#### Given problem
Search the material and gather each line with "this" in it.

━━ Extracted data

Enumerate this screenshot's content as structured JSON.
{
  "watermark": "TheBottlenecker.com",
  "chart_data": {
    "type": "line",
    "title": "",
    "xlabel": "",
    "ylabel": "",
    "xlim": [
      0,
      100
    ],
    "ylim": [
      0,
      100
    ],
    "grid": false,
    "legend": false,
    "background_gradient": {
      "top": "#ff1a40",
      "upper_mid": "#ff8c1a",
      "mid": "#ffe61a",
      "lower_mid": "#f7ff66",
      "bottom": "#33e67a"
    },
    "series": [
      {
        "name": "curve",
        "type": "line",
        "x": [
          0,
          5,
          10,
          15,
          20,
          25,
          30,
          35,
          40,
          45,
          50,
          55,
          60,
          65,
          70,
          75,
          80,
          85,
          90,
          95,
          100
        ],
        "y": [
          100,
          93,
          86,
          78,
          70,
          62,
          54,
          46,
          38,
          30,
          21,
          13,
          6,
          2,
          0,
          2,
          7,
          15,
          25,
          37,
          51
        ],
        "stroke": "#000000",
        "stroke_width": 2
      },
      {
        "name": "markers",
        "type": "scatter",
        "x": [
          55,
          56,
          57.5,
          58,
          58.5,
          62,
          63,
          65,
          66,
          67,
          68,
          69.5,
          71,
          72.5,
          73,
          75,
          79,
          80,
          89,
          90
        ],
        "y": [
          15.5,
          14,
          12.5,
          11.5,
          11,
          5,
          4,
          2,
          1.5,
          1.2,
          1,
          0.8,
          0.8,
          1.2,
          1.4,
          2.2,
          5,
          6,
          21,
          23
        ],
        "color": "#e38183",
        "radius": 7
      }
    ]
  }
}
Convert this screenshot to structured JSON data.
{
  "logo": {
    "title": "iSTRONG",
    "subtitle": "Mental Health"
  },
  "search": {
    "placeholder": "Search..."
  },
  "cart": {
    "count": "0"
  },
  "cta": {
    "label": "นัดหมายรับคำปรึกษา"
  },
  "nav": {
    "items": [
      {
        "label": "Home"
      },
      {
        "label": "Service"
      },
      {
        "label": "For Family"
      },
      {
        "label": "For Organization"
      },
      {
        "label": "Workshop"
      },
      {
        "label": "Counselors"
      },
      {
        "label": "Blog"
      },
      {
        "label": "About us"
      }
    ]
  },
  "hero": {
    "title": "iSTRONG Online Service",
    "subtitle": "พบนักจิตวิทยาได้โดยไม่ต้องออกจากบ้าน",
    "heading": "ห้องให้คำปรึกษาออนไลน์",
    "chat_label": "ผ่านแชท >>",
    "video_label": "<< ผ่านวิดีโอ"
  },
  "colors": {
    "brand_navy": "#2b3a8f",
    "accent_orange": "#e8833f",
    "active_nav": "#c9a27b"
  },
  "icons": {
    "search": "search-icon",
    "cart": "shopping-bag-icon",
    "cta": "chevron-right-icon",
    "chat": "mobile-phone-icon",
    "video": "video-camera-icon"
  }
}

━━━━
━━ Extracted data

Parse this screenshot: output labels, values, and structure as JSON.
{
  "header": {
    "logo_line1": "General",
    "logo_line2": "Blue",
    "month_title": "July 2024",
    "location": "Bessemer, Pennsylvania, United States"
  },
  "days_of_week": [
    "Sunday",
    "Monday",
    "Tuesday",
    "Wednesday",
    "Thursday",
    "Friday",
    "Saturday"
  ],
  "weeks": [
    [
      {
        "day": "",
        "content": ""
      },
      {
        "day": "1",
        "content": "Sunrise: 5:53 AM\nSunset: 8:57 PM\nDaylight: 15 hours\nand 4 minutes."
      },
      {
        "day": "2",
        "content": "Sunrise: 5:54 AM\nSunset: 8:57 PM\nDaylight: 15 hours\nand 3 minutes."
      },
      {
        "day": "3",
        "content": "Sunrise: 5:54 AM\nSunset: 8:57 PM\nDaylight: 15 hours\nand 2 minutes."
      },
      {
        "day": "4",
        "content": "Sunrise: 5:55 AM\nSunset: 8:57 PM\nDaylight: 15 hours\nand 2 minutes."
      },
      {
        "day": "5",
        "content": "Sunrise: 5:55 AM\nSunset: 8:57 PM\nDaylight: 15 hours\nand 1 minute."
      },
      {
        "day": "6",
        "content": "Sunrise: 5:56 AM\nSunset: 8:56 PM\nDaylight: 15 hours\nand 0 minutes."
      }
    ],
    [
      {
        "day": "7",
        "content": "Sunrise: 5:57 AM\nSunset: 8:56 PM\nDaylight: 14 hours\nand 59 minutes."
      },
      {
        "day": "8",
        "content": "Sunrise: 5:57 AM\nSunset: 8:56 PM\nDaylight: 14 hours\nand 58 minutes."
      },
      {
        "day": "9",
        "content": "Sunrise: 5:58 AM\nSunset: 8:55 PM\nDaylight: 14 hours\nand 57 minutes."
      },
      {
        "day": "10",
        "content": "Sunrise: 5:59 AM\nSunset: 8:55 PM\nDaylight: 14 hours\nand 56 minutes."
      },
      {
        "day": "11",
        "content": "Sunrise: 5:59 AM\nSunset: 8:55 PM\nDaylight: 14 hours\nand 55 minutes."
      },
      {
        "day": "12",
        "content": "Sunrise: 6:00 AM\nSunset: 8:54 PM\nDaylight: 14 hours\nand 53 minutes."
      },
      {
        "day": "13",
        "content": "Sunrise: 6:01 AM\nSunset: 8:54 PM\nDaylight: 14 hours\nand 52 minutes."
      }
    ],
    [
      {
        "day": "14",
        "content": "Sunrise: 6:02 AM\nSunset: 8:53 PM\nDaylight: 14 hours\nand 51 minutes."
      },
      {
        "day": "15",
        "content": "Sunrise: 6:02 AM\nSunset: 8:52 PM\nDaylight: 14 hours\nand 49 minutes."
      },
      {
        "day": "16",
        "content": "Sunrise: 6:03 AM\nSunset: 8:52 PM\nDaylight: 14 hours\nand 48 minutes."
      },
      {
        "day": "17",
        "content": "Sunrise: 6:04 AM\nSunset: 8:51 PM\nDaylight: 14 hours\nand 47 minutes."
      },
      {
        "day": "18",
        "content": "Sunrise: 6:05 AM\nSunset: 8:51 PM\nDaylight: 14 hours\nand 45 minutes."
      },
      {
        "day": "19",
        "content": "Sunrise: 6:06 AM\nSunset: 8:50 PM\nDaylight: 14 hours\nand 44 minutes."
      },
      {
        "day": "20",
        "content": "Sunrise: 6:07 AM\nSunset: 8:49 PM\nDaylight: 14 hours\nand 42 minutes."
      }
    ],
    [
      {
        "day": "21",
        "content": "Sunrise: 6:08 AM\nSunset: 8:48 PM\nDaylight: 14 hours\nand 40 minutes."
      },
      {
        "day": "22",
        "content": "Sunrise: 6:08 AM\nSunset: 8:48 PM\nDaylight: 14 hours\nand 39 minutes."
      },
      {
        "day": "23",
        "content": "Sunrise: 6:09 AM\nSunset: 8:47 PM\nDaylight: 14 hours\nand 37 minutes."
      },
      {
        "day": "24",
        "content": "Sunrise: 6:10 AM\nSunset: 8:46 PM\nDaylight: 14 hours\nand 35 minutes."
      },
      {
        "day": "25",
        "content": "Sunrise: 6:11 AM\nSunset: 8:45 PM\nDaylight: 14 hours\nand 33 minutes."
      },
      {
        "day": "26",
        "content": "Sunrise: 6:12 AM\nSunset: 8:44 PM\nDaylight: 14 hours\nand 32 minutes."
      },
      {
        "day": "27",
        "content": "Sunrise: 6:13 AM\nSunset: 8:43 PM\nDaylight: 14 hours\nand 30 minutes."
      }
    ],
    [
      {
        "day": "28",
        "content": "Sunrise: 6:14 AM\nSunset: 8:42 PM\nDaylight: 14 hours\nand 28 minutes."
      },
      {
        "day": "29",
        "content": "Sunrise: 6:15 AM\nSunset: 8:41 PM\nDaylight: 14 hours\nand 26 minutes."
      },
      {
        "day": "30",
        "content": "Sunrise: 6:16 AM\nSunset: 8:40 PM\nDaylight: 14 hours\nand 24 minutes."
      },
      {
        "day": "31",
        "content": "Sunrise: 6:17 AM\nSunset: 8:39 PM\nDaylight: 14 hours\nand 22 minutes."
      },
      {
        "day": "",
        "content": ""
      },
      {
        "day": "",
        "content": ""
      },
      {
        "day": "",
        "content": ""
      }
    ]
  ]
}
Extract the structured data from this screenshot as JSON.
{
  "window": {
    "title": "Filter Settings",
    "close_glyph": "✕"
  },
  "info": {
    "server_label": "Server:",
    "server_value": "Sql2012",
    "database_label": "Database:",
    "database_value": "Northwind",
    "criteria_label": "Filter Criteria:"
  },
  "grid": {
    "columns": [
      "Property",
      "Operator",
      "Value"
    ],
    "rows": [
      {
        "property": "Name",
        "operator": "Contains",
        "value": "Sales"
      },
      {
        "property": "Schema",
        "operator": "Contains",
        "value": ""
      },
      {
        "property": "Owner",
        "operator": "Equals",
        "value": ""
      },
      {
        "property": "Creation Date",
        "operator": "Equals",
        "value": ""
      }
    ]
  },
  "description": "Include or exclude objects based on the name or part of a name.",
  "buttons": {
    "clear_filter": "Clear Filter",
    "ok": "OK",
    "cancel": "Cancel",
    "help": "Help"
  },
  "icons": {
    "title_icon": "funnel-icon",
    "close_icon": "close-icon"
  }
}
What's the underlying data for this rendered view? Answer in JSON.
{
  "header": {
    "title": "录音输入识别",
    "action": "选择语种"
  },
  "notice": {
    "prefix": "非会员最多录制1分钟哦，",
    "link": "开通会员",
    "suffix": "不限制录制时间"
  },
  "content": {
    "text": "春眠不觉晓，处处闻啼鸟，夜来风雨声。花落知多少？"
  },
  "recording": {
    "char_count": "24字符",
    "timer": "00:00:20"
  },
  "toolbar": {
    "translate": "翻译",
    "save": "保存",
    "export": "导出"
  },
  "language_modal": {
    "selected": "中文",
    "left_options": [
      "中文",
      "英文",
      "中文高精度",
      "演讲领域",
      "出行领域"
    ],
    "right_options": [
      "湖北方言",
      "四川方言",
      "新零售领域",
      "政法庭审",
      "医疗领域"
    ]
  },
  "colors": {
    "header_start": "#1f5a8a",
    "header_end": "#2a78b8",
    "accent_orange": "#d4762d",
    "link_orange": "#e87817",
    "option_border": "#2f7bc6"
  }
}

━━━━

#### Task response
Enumerate this screenshot's content as structured JSON.
Convert this screenshot to structured JSON data.
Parse this screenshot: output labels, values, and structure as JSON.
Extract the structured data from this screenshot as JSON.
What's the underlying data for this rendered view? Answer in JSON.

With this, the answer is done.